- **THE REQUEST**
Look through the records that follow. Copy every line containing the word "Hulp".
■ ■ ■ ■ ■
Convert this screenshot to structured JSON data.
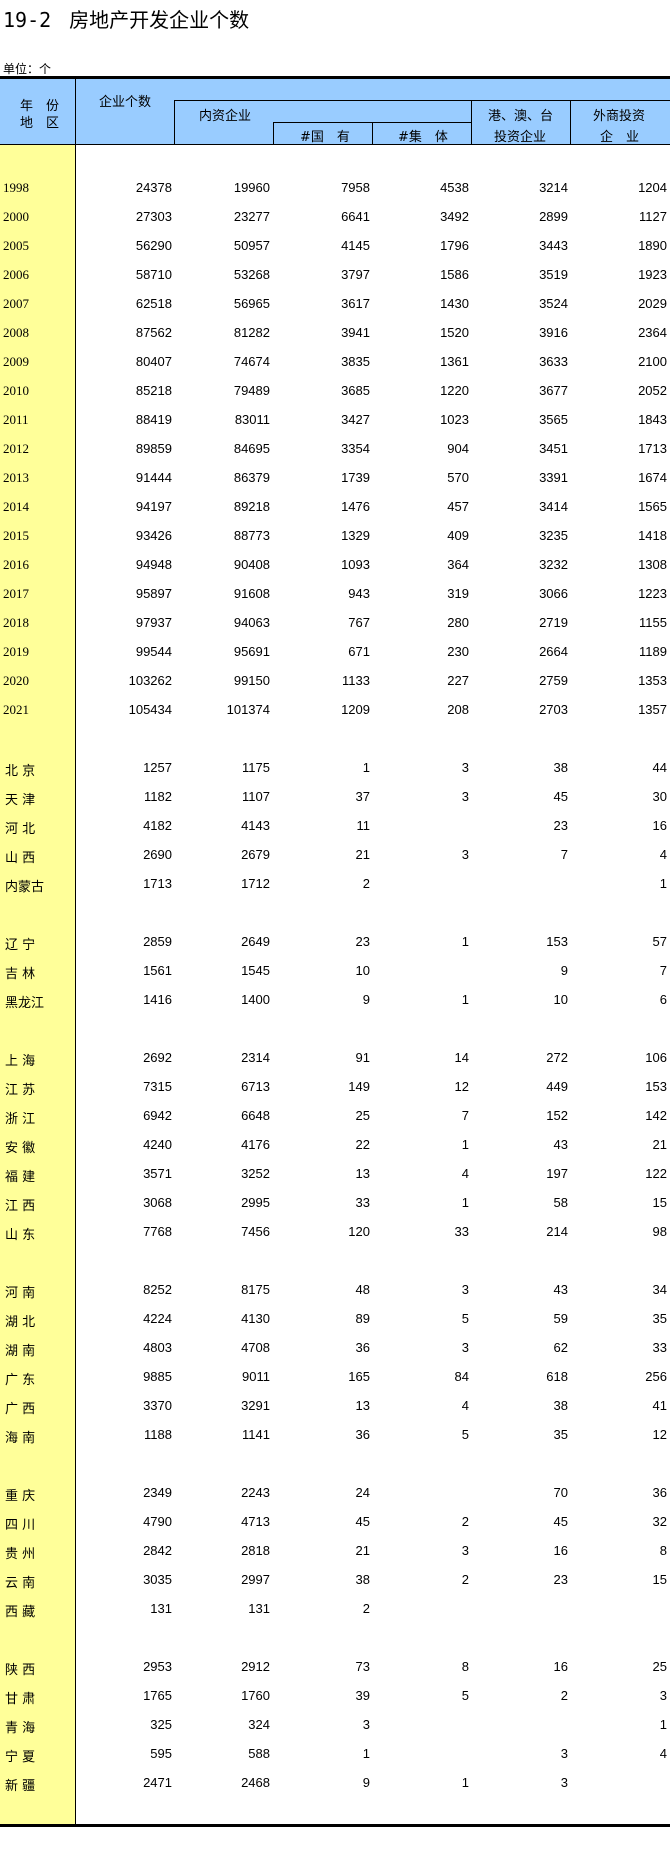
{
  "title": {
    "number": "19-2",
    "text": "房地产开发企业个数"
  },
  "unit": "单位：个",
  "colors": {
    "header_bg": "#99ccff",
    "label_col_bg": "#ffff99"
  },
  "headers": {
    "year_region_1": "年　份",
    "year_region_2": "地　区",
    "total": "企业个数",
    "domestic": "内资企业",
    "state_owned": "#国　有",
    "collective": "#集　体",
    "hmt_1": "港、澳、台",
    "hmt_2": "投资企业",
    "foreign_1": "外商投资",
    "foreign_2": "企　业"
  },
  "groups": [
    {
      "type": "year",
      "rows": [
        [
          "1998",
          "24378",
          "19960",
          "7958",
          "4538",
          "3214",
          "1204"
        ],
        [
          "2000",
          "27303",
          "23277",
          "6641",
          "3492",
          "2899",
          "1127"
        ],
        [
          "2005",
          "56290",
          "50957",
          "4145",
          "1796",
          "3443",
          "1890"
        ],
        [
          "2006",
          "58710",
          "53268",
          "3797",
          "1586",
          "3519",
          "1923"
        ],
        [
          "2007",
          "62518",
          "56965",
          "3617",
          "1430",
          "3524",
          "2029"
        ],
        [
          "2008",
          "87562",
          "81282",
          "3941",
          "1520",
          "3916",
          "2364"
        ],
        [
          "2009",
          "80407",
          "74674",
          "3835",
          "1361",
          "3633",
          "2100"
        ],
        [
          "2010",
          "85218",
          "79489",
          "3685",
          "1220",
          "3677",
          "2052"
        ],
        [
          "2011",
          "88419",
          "83011",
          "3427",
          "1023",
          "3565",
          "1843"
        ],
        [
          "2012",
          "89859",
          "84695",
          "3354",
          "904",
          "3451",
          "1713"
        ],
        [
          "2013",
          "91444",
          "86379",
          "1739",
          "570",
          "3391",
          "1674"
        ],
        [
          "2014",
          "94197",
          "89218",
          "1476",
          "457",
          "3414",
          "1565"
        ],
        [
          "2015",
          "93426",
          "88773",
          "1329",
          "409",
          "3235",
          "1418"
        ],
        [
          "2016",
          "94948",
          "90408",
          "1093",
          "364",
          "3232",
          "1308"
        ],
        [
          "2017",
          "95897",
          "91608",
          "943",
          "319",
          "3066",
          "1223"
        ],
        [
          "2018",
          "97937",
          "94063",
          "767",
          "280",
          "2719",
          "1155"
        ],
        [
          "2019",
          "99544",
          "95691",
          "671",
          "230",
          "2664",
          "1189"
        ],
        [
          "2020",
          "103262",
          "99150",
          "1133",
          "227",
          "2759",
          "1353"
        ],
        [
          "2021",
          "105434",
          "101374",
          "1209",
          "208",
          "2703",
          "1357"
        ]
      ]
    },
    {
      "type": "region",
      "rows": [
        [
          "北 京",
          "1257",
          "1175",
          "1",
          "3",
          "38",
          "44"
        ],
        [
          "天 津",
          "1182",
          "1107",
          "37",
          "3",
          "45",
          "30"
        ],
        [
          "河 北",
          "4182",
          "4143",
          "11",
          "",
          "23",
          "16"
        ],
        [
          "山 西",
          "2690",
          "2679",
          "21",
          "3",
          "7",
          "4"
        ],
        [
          "内蒙古",
          "1713",
          "1712",
          "2",
          "",
          "",
          "1"
        ]
      ]
    },
    {
      "type": "region",
      "rows": [
        [
          "辽 宁",
          "2859",
          "2649",
          "23",
          "1",
          "153",
          "57"
        ],
        [
          "吉 林",
          "1561",
          "1545",
          "10",
          "",
          "9",
          "7"
        ],
        [
          "黑龙江",
          "1416",
          "1400",
          "9",
          "1",
          "10",
          "6"
        ]
      ]
    },
    {
      "type": "region",
      "rows": [
        [
          "上 海",
          "2692",
          "2314",
          "91",
          "14",
          "272",
          "106"
        ],
        [
          "江 苏",
          "7315",
          "6713",
          "149",
          "12",
          "449",
          "153"
        ],
        [
          "浙 江",
          "6942",
          "6648",
          "25",
          "7",
          "152",
          "142"
        ],
        [
          "安 徽",
          "4240",
          "4176",
          "22",
          "1",
          "43",
          "21"
        ],
        [
          "福 建",
          "3571",
          "3252",
          "13",
          "4",
          "197",
          "122"
        ],
        [
          "江 西",
          "3068",
          "2995",
          "33",
          "1",
          "58",
          "15"
        ],
        [
          "山 东",
          "7768",
          "7456",
          "120",
          "33",
          "214",
          "98"
        ]
      ]
    },
    {
      "type": "region",
      "rows": [
        [
          "河 南",
          "8252",
          "8175",
          "48",
          "3",
          "43",
          "34"
        ],
        [
          "湖 北",
          "4224",
          "4130",
          "89",
          "5",
          "59",
          "35"
        ],
        [
          "湖 南",
          "4803",
          "4708",
          "36",
          "3",
          "62",
          "33"
        ],
        [
          "广 东",
          "9885",
          "9011",
          "165",
          "84",
          "618",
          "256"
        ],
        [
          "广 西",
          "3370",
          "3291",
          "13",
          "4",
          "38",
          "41"
        ],
        [
          "海 南",
          "1188",
          "1141",
          "36",
          "5",
          "35",
          "12"
        ]
      ]
    },
    {
      "type": "region",
      "rows": [
        [
          "重 庆",
          "2349",
          "2243",
          "24",
          "",
          "70",
          "36"
        ],
        [
          "四 川",
          "4790",
          "4713",
          "45",
          "2",
          "45",
          "32"
        ],
        [
          "贵 州",
          "2842",
          "2818",
          "21",
          "3",
          "16",
          "8"
        ],
        [
          "云 南",
          "3035",
          "2997",
          "38",
          "2",
          "23",
          "15"
        ],
        [
          "西 藏",
          "131",
          "131",
          "2",
          "",
          "",
          ""
        ]
      ]
    },
    {
      "type": "region",
      "rows": [
        [
          "陕 西",
          "2953",
          "2912",
          "73",
          "8",
          "16",
          "25"
        ],
        [
          "甘 肃",
          "1765",
          "1760",
          "39",
          "5",
          "2",
          "3"
        ],
        [
          "青 海",
          "325",
          "324",
          "3",
          "",
          "",
          "1"
        ],
        [
          "宁 夏",
          "595",
          "588",
          "1",
          "",
          "3",
          "4"
        ],
        [
          "新 疆",
          "2471",
          "2468",
          "9",
          "1",
          "3",
          ""
        ]
      ]
    }
  ]
}
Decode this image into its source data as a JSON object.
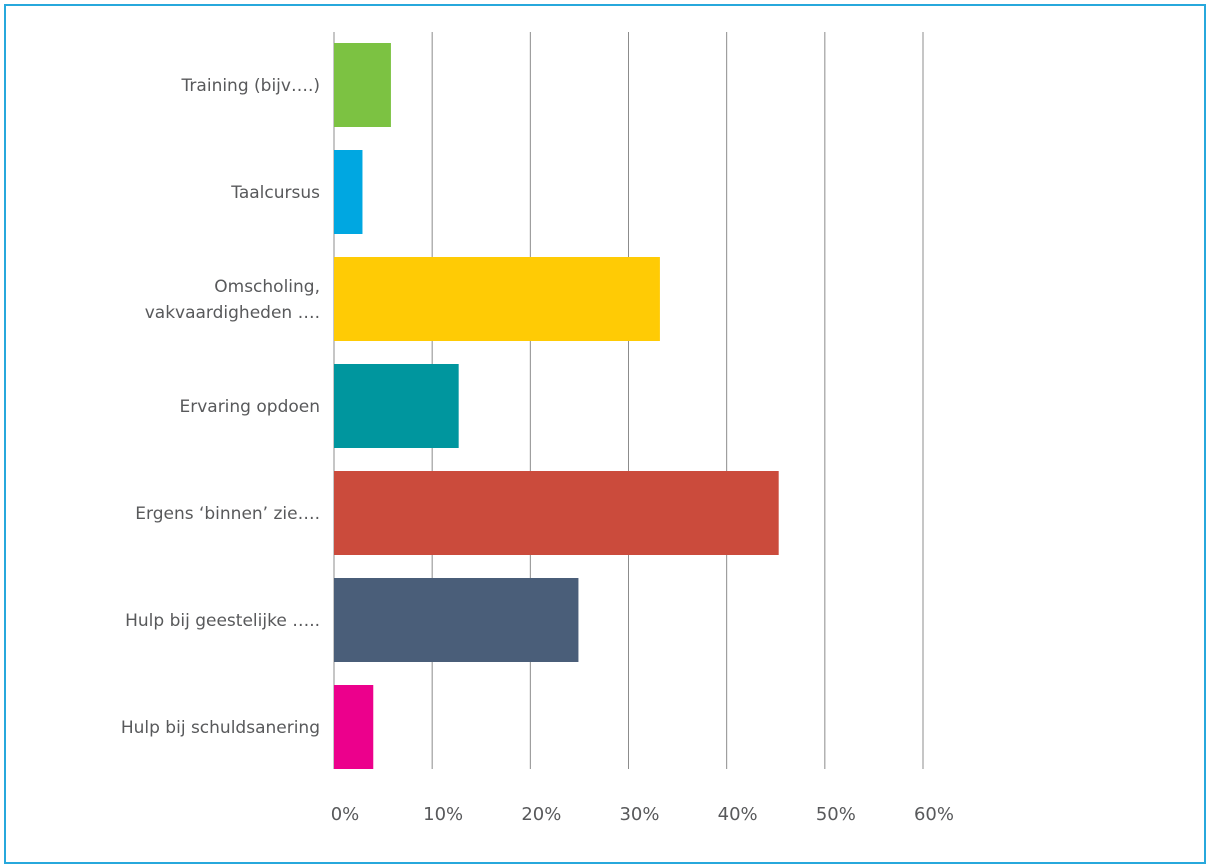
{
  "chart_data": {
    "type": "bar",
    "orientation": "horizontal",
    "categories": [
      "Training (bijv….)",
      "Taalcursus",
      "Omscholing, vakvaardigheden ….",
      "Ervaring opdoen",
      "Ergens ‘binnen’ zie….",
      "Hulp bij  geestelijke …..",
      "Hulp bij schuldsanering"
    ],
    "category_lines": [
      [
        "Training (bijv….)"
      ],
      [
        "Taalcursus"
      ],
      [
        "Omscholing,",
        "vakvaardigheden …."
      ],
      [
        "Ervaring opdoen"
      ],
      [
        "Ergens ‘binnen’ zie…."
      ],
      [
        "Hulp bij  geestelijke ….."
      ],
      [
        "Hulp bij schuldsanering"
      ]
    ],
    "values": [
      5.8,
      2.9,
      33.2,
      12.7,
      45.3,
      24.9,
      4.0
    ],
    "colors": [
      "#7cc242",
      "#00a7e1",
      "#ffcb05",
      "#00969e",
      "#cb4b3c",
      "#4a5e79",
      "#ec008c"
    ],
    "xlim": [
      0,
      60
    ],
    "x_ticks": [
      0,
      10,
      20,
      30,
      40,
      50,
      60
    ],
    "x_tick_labels": [
      "0%",
      "10%",
      "20%",
      "30%",
      "40%",
      "50%",
      "60%"
    ],
    "grid": true,
    "legend": false,
    "title": "",
    "xlabel": "",
    "ylabel": ""
  }
}
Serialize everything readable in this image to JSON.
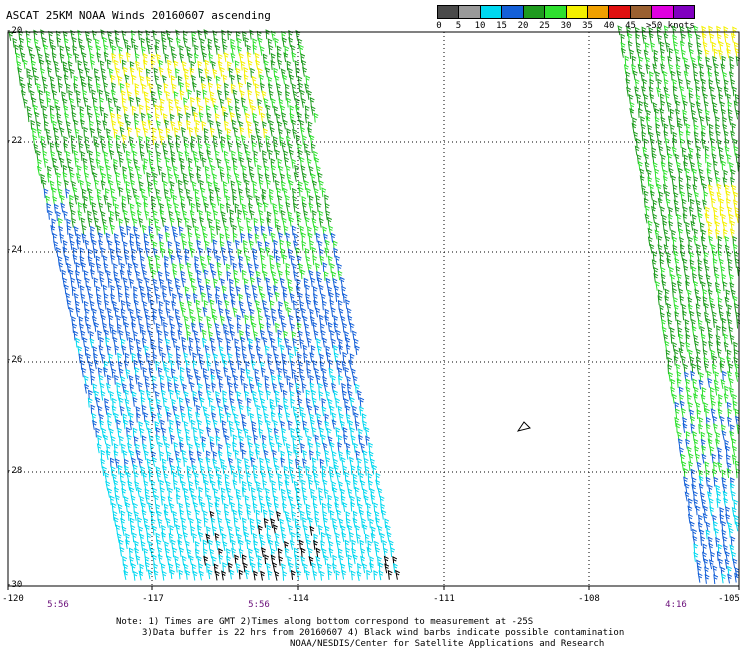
{
  "title": "ASCAT 25KM NOAA Winds 20160607 ascending",
  "legend": {
    "units": "knots",
    "bins": [
      {
        "label": "0",
        "color": "#4a4a4a"
      },
      {
        "label": "5",
        "color": "#9a9a9a"
      },
      {
        "label": "10",
        "color": "#00d8f0"
      },
      {
        "label": "15",
        "color": "#1460d8"
      },
      {
        "label": "20",
        "color": "#1e9b1e"
      },
      {
        "label": "25",
        "color": "#2ee02e"
      },
      {
        "label": "30",
        "color": "#f4f000"
      },
      {
        "label": "35",
        "color": "#f0a000"
      },
      {
        "label": "40",
        "color": "#e01010"
      },
      {
        "label": "45",
        "color": "#9a6030"
      },
      {
        "label": ">50 knots",
        "color": "#e000e0"
      },
      {
        "label": "",
        "color": "#8000c0"
      }
    ]
  },
  "axes": {
    "lat_labels": [
      "-20",
      "-22",
      "-24",
      "-26",
      "-28",
      "-30"
    ],
    "lon_labels": [
      "-120",
      "-117",
      "-114",
      "-111",
      "-108",
      "-105"
    ],
    "time_labels": [
      "5:56",
      "5:56",
      "4:16"
    ],
    "lat_range": [
      -30,
      -20
    ],
    "lon_range": [
      -120,
      -105
    ]
  },
  "notes": [
    "Note: 1) Times are GMT 2)Times along bottom correspond to measurement at -25S",
    "3)Data buffer is 22 hrs from 20160607 4) Black wind barbs indicate possible contamination",
    "NOAA/NESDIS/Center for Satellite Applications and Research"
  ]
}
■ ■ ■ ■ ■
- **FULL RESPONSE**
      "Hulp bij  geestelijke …..",
      "Hulp bij schuldsanering"
        "Hulp bij  geestelijke ….."
        "Hulp bij schuldsanering"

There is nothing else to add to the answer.